Source document →
-*-

However, I have a small baby again now, after a long gap, and find that whilst I have had no negative comments, I do get unpleasant looks from people and questions about when I'm going to stop - she's only three months old! I definitely feel more uncomfortable feeding in public this time - I think it has become even more politically charged of late if that's possible

Bulbasaur · 10/01/2015 05:45

At 5 months? I could see it at a 12 months and up, but 5 months is still very young.

I thought standard was one year and then you ween them off. Or even start weening them down before then. We've been told to keep DD on formula until a year and then transition her to cow milk.

Bulbasaur · 10/01/2015 05:47

I've had cruel comments about bottle feeding my foster/adopted children by strangers though.

Shock Wow. I've been bottle feeding DD from day one and the only thing people to say about it is how cute she is and start typical baby small talk.

RC1234 · 10/01/2015 06:34

I was given the same sort of comments by 5 months. I straight out asked my husband what his problem was. He said it was because he could see I was so tired. I told him I was was fine.

-*-

Input data →
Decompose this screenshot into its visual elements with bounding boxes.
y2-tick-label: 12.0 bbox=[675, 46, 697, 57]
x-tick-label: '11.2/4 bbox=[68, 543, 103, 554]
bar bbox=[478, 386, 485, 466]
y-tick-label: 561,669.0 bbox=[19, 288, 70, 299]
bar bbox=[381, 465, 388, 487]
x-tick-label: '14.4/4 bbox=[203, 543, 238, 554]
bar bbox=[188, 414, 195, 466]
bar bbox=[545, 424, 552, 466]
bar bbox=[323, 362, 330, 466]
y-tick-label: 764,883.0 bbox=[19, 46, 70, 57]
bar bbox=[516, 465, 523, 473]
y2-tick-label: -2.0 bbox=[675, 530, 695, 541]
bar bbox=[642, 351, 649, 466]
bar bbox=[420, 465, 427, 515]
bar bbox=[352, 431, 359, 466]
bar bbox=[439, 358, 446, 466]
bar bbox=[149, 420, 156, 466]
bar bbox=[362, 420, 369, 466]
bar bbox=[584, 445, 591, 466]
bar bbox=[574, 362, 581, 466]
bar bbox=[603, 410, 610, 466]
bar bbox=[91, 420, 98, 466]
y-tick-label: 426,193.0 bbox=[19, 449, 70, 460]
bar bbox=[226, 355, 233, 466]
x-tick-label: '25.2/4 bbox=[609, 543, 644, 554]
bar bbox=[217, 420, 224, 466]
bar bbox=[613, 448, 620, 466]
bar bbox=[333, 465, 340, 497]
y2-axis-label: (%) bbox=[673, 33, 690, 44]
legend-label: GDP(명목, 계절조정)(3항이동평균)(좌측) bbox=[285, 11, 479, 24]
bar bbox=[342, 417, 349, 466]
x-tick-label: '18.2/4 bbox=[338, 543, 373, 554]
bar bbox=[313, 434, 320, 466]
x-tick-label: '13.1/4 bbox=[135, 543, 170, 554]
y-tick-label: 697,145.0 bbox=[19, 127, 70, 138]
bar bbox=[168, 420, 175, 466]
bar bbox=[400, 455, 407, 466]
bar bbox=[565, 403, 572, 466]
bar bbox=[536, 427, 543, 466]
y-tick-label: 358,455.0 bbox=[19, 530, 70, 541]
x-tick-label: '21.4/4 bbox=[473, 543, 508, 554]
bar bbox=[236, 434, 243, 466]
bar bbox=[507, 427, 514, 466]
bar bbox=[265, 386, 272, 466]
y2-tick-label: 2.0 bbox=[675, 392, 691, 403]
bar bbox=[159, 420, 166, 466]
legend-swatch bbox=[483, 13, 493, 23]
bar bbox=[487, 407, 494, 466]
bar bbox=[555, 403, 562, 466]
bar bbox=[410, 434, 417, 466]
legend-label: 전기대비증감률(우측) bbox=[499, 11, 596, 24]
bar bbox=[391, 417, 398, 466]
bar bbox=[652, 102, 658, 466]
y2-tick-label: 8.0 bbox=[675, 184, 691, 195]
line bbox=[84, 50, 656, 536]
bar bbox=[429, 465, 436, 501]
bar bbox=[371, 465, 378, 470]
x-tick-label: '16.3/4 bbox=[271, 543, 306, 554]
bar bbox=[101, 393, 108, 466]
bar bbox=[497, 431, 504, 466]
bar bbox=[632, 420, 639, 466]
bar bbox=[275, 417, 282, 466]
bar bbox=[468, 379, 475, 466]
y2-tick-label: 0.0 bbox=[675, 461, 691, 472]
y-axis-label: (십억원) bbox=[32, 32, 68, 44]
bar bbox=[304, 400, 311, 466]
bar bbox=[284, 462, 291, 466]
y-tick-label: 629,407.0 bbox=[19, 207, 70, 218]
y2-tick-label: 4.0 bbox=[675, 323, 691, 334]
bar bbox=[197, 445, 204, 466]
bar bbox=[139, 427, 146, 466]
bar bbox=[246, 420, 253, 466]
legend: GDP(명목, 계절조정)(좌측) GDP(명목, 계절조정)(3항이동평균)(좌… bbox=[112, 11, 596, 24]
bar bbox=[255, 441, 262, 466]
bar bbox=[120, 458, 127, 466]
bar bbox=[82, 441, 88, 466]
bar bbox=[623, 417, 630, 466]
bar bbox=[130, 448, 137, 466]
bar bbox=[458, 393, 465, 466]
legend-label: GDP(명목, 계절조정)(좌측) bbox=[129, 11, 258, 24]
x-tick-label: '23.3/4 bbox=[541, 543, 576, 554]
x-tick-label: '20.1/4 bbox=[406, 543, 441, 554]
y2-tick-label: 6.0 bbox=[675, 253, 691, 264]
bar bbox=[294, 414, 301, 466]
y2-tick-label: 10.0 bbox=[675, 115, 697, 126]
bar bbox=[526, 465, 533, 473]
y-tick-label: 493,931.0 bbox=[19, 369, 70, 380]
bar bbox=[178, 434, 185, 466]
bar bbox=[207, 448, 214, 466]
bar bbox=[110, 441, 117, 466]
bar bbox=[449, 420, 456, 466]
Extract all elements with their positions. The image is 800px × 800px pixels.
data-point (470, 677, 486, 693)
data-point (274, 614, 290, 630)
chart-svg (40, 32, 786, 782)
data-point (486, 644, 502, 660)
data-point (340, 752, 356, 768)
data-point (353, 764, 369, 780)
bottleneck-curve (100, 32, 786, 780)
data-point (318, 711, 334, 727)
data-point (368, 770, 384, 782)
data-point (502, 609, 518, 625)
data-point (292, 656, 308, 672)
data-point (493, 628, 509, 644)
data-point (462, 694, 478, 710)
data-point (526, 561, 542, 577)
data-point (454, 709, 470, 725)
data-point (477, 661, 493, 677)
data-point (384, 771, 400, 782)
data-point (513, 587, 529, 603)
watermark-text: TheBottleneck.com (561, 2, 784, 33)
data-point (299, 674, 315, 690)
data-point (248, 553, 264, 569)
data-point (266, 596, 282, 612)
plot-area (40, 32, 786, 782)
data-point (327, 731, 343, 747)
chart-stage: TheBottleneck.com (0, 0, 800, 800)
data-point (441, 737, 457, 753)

-*-

What is being asked → Continue the forum discussion about breastfeeding, starting right after its last post. The items come from a source unrelated to the text.

Reply to the task →
Welliesandpyjamas · 10/01/2015 06:42

I think people lose interest after the first child, IME. Lots of people wanted to know how I was getting on, how long I'd go on for (although to be fair never with a perceived negative tone, just genuine curiosity), how often and for how long, etc. but with second and third dcc I have definitely had far less interest from people in my BF habits beyond the first few weeks. Maybe people assume by then you are getting on with things and don't 'need' to chat about something which can be tricky?

sebsmummy1 · 10/01/2015 06:45

The only person who ever asked that question was my MIL. I think it was a combination of her feeling side lined every time I fed my son at her house, as at the beginning I went upstairs and later I went to a quiet place downstairs. Also though she couldn't breast feed herself do I think she found it a bit odd.

In the end I breast fed for a year as my son pretty much self weaned.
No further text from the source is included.